On the BD side, again, thanks for the question. It's a great question. It's important clarification. This is not like we're working on a single large package deal with multiple things. This is just we see quite a lot out there that we're excited about. So we've already got the one in [house], we've got a couple of other things that were on our (inaudible), I'd say. So I think it's more of a -- I think you called it a string of pearls. I think it's more of a -- we see multiple programs and will bring potentially several things in over the next year and frankly beyond, right? It's sort of just how we've always run our business.
But Mayukh, I hope (inaudible) comments on that.

Mayukh Sukhatme

Yes, that's right. I think you hit the main point right at the end there. I mean, look, this is sort of regular course for us. We're always looking for promising assets where we think we can make a difference. And we're as focused on that as we've ever been. We're not resting. We're working hard towards it. The exact timing and cons are still sort of unknown, but expect to hear more from us.

Yuchen Ding

Got it. That's very helpful. And if I can just squeeze one last question here around NIU, given the Phase III data coming up soon. Maybe -- if you can comment on what's the bar for success here given it's a small study and there's no placebo. I know there are some numbers in your slides around expecting less than 30% treatment failure rate, and you're estimating 80% to 90% stimulated placebo. But just wondering if you may actually need to see a lower failure rate since placebo, (inaudible) humira and filgotinib, placebo can be highly variable.

Matthew Gline

Yes. Thanks. Actually, I'll hand it over to Mayukh. You've sort of thoughts on that question. If not, I can take it. You might be on mute.

Mayukh Sukhatme

Yes. No, I'm on.
No, I don't have too much there. I mean, I think, look, I think you both pointed out that there is some variability there. But I think the -- look, I think we're looking at this in the same way that we look at all of our trials. We want to see for ourselves a pretty sort of clear signal of efficacy, I think, even accounting for some potential variability in sort of notional placebo rate. And we'll be excited to move forward if it's clear.

Matthew Gline

The only other thing I'd add is this is -- it's a 24-patient study. It's randomized in favor of the 45-milligram arm. My experience, our experience looking at Phase II data, is you sort of expect it to be like you hit F9 on the computer and you get a green thumbs up or red thumbs down. And usually what you get is like a greenish triangle or something like that. And like what does that mean? And so I think you can imagine it's hard to reduce the extra data that we're going to get from the study into a single number. We did set that bar at a 70% treatment failure rate. But I think you can be clear, we're going to be looking at every patient and trying to make sure we understand what the drug is doing. And these are quite sick patients. Again, 30,000 new cases of blindness every year. So it's something where we feel like we have an opportunity to make a big difference with the right clinical picture.

Mayukh Sukhatme

There are 2 other points to add there. I think, look, we are sort of hoping to see a bit of a dose response here and that like while there's not a placebo, there is a relatively low dose of brepo that ought to give a little bit of a, let's just call it, maybe not placebo, but something kind of closer to placebo on efficacy in the 15-milligram dose, that's thing one.
And thing two is, I think, at least in contextualizing the Humira sort of comp that you cited, we've got a more aggressive steroid taper in our study than in the humira study. And so you'd expect to see a higher placebo failure rate as a result.

--- WORK REQUEST 1 ---
In the call transcript, what does Mayukh Sukhatme say makes their study different from the Humira study, leading him to expect a higher placebo failure rate?
--- WORK REQUEST 2 ---
Summarize the call transcript in two sentences.
--- WORK REQUEST 3 ---
Write the next part of the call transcript, picking up after its final sentence.

--- Stored data entries ---
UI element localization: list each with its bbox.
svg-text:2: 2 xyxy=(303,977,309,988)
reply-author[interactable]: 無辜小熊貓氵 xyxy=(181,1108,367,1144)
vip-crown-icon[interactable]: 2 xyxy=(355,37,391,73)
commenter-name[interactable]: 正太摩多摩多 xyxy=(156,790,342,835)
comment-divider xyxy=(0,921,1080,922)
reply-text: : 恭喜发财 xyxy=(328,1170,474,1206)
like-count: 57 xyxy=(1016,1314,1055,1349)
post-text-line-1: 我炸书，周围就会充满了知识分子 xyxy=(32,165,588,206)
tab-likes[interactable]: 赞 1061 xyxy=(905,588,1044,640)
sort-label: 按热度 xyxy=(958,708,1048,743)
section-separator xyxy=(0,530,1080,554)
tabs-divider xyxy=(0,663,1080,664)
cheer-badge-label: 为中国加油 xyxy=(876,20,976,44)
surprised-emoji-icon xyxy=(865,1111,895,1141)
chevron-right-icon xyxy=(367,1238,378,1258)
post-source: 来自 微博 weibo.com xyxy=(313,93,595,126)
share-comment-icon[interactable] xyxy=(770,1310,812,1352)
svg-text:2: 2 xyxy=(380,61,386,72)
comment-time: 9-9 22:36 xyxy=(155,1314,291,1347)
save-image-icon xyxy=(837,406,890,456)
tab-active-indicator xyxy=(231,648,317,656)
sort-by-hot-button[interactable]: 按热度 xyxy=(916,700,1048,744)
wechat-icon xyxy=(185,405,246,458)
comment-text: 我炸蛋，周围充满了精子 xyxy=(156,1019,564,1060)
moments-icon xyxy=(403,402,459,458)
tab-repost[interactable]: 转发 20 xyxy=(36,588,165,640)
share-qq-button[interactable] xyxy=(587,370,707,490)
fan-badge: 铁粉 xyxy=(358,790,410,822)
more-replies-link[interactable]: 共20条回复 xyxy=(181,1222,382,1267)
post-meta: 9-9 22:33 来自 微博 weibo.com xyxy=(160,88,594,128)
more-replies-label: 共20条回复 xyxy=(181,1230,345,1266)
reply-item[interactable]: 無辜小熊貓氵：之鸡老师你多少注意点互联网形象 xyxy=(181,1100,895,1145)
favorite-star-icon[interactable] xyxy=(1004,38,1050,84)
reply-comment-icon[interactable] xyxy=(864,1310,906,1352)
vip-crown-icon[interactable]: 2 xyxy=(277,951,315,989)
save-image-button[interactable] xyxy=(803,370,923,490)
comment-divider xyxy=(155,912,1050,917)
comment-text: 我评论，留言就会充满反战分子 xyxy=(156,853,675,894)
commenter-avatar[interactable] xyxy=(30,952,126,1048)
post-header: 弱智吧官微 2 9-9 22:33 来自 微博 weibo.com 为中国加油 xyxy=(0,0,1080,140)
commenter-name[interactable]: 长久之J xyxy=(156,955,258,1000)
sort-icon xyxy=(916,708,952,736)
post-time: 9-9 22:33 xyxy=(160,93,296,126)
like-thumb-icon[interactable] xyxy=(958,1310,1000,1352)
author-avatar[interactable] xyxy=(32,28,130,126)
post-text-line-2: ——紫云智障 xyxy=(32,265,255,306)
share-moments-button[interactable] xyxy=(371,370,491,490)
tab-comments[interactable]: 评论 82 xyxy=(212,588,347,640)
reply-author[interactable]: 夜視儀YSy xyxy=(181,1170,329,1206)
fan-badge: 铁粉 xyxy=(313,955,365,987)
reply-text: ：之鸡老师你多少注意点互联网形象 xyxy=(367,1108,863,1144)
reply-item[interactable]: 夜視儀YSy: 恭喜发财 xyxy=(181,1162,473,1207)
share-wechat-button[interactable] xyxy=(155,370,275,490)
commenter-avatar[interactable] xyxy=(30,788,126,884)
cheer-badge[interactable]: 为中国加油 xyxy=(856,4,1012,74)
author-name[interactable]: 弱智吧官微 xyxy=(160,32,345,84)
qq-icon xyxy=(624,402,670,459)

--- RESPONSE 1 ---
Their study has a more aggressive steroid taper than the Humira study.

--- RESPONSE 2 ---
On business development, the speakers say they are not pursuing a single large package deal but see multiple programs they may bring in over the next year and beyond, as they have always run the business. On the upcoming NIU data from a 24-patient study with no placebo, they say they want a clear signal of efficacy, and they expect the low 15-milligram dose and a more aggressive steroid taper than the Humira study to help put the results in context.

--- RESPONSE 3 ---
Operator

Our next question comes from the line of Louise Chen with Cantor.

Louise Alesandra Chen

Wanted to ask you first on how you plan to address the concentration in the shareholder base? Will that kind of all be done together with some of the announcements that you plan to make before the next earnings call?
And then the second thing I wanted to ask you was on expansion of your pipeline, what therapeutic areas are you most interested in? And if you can't say what therapeutic areas you're most interested in, how competitive do you want to get with some of the most topical areas that people are investing in right now?

Matthew Gline

Thanks for listening, those are both really good questions. On the shareholder base side, I think the first answer is that is not a decision that we can make unilaterally. It depends on our desires, but also the desires of some of our concentrated shareholders, who, in many cases, are happy holders. And frankly, believe what we believe, which is that our stock is meaningfully undervalued, given the sort of overall position of the company. So I think that's a discussion we have to have sort of bilaterally with each of them, and we'll take it in turn.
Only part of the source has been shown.